In the passage below about Abizaid's early life, what position did he play on the Coleville High football team?

QUOTED PASSAGE ->
Segment Open

The highlight of the elder Abizaid’s life had been World War II, when he served as a machinist on Navy ships chasing German subs in the Caribbean and patrolling the South Pacific. Abizaid loved his father’s stories about surviving a hurricane while on submarine escort duty and searching small Pacific islands for Japanese troops. He was impressed by the camaraderie and the sense of purpose in the military; before the men went ashore in small reconnaissance parties they made a pact to fight to the death. Among his fellow students at Coleville High, whose fathers worked as alfalfa farmers and sheep ranchers, Abizaid stood out for the scale of his ambitions. In geography class he drew imaginary countries and labeled them “Abizaidland.” He quarterbacked the high school’s eight-man football team, earned good grades, served as student council president, and began dating his future wife, Kathy, the dark-haired daughter of the local district attorney. Everyone knew he wanted to be a soldier, even if that meant shipping off to Vietnam. Whenever he got the chance he would talk to soldiers from the area home on leave. One fall evening during his senior
year he spotted a sergeant with a 101st Airborne Screaming Eagles combat patch on his uniform in the stands at one of his football games. After the game, Abizaid’s father thanked the sergeant for his service, and then Abizaid quizzed him: Where had he fought in Vietnam? What was it like? Why had he joined the Army? By the late 1960s Abizaid’s father had become deeply disillusioned with the war, arguing heatedly to his American Legion friends that sparing the tiny nation from Communist rule wasn’t worth the cost. His eldest son disagreed. But it wasn’t Vietnam that drew him to the military; it was the opportunity to get out of Coleville.

Segment Closed

[Stored data entries]

Segment Open

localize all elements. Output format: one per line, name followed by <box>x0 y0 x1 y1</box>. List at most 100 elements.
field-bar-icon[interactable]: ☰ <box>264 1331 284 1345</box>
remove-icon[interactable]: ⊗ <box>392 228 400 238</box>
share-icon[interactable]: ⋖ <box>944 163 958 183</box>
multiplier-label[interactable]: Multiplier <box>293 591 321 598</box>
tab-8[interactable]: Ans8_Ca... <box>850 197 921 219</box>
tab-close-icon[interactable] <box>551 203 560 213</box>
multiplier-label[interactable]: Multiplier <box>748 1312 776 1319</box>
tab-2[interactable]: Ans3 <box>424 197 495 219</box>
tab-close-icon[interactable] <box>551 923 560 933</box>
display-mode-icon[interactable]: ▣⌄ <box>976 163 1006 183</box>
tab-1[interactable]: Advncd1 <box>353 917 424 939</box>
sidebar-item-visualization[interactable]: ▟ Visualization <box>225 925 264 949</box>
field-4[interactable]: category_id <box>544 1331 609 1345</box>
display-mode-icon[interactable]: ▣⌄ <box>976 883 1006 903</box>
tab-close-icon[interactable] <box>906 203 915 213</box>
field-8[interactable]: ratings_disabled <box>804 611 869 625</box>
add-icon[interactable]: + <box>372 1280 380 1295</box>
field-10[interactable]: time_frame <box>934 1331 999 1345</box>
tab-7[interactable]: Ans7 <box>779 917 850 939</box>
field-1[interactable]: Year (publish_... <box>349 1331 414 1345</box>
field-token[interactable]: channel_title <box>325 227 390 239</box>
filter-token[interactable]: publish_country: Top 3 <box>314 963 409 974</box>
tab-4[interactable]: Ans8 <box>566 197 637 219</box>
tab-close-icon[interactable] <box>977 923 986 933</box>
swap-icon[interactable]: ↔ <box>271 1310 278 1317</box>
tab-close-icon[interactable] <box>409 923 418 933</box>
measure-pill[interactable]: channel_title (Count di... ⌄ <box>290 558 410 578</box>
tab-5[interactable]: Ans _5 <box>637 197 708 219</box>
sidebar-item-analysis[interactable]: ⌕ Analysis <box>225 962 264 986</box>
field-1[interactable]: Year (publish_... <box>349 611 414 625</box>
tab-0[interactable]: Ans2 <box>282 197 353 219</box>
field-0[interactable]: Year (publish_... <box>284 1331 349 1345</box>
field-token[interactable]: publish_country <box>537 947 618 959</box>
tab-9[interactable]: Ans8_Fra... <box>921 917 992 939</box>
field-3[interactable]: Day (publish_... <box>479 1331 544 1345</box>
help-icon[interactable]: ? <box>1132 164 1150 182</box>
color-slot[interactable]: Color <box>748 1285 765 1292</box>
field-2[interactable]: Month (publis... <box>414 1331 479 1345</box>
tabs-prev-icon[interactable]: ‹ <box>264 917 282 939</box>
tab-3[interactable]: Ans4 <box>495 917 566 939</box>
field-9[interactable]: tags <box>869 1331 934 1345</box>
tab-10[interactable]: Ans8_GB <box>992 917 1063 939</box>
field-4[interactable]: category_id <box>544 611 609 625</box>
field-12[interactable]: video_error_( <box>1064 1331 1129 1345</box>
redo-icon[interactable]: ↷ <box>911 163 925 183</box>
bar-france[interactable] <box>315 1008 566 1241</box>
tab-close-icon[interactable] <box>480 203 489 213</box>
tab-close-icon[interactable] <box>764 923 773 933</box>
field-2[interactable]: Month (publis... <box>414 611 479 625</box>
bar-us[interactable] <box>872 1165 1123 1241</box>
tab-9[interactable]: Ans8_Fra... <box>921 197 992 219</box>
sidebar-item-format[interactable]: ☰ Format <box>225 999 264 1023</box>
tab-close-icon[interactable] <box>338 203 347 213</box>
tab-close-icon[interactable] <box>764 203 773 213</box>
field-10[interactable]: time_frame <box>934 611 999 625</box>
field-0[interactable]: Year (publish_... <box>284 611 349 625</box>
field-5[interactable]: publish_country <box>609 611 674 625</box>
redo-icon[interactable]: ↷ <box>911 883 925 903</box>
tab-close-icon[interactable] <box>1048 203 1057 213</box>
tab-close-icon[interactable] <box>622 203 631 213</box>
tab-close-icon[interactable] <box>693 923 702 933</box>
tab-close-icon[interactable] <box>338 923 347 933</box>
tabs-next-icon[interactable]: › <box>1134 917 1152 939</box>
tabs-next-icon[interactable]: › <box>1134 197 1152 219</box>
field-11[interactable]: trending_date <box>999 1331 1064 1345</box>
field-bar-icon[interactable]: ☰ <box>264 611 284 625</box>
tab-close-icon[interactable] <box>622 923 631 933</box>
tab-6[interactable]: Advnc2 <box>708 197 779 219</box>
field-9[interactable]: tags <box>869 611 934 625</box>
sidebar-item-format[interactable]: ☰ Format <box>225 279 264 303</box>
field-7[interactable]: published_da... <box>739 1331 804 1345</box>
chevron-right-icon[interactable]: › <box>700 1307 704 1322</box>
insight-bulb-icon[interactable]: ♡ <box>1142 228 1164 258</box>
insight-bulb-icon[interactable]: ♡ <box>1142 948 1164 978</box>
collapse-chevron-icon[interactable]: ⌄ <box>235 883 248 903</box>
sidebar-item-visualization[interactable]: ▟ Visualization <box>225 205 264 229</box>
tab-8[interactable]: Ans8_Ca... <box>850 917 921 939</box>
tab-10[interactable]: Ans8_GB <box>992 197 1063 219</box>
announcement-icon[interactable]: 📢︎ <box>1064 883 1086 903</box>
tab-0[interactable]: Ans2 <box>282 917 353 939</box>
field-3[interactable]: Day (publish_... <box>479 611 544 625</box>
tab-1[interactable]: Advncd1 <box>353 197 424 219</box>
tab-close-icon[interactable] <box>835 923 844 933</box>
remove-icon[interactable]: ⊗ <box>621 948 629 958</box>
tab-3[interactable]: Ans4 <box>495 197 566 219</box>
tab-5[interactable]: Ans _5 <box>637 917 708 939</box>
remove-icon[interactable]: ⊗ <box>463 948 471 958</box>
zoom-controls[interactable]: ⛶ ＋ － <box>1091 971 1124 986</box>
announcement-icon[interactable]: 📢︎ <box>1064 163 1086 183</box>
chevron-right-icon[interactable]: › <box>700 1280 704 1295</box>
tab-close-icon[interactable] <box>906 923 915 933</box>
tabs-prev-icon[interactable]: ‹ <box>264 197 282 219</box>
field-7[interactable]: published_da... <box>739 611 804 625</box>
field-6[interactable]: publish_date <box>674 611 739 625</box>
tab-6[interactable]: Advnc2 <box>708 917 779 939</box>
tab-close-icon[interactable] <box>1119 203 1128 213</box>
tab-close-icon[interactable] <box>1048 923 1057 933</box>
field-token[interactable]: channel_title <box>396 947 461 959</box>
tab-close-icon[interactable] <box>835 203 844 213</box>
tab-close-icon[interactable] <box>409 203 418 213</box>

Segment Closed

RESULT FOR THIS EXERCISE -> He was the quarterback of the school's eight-man football team.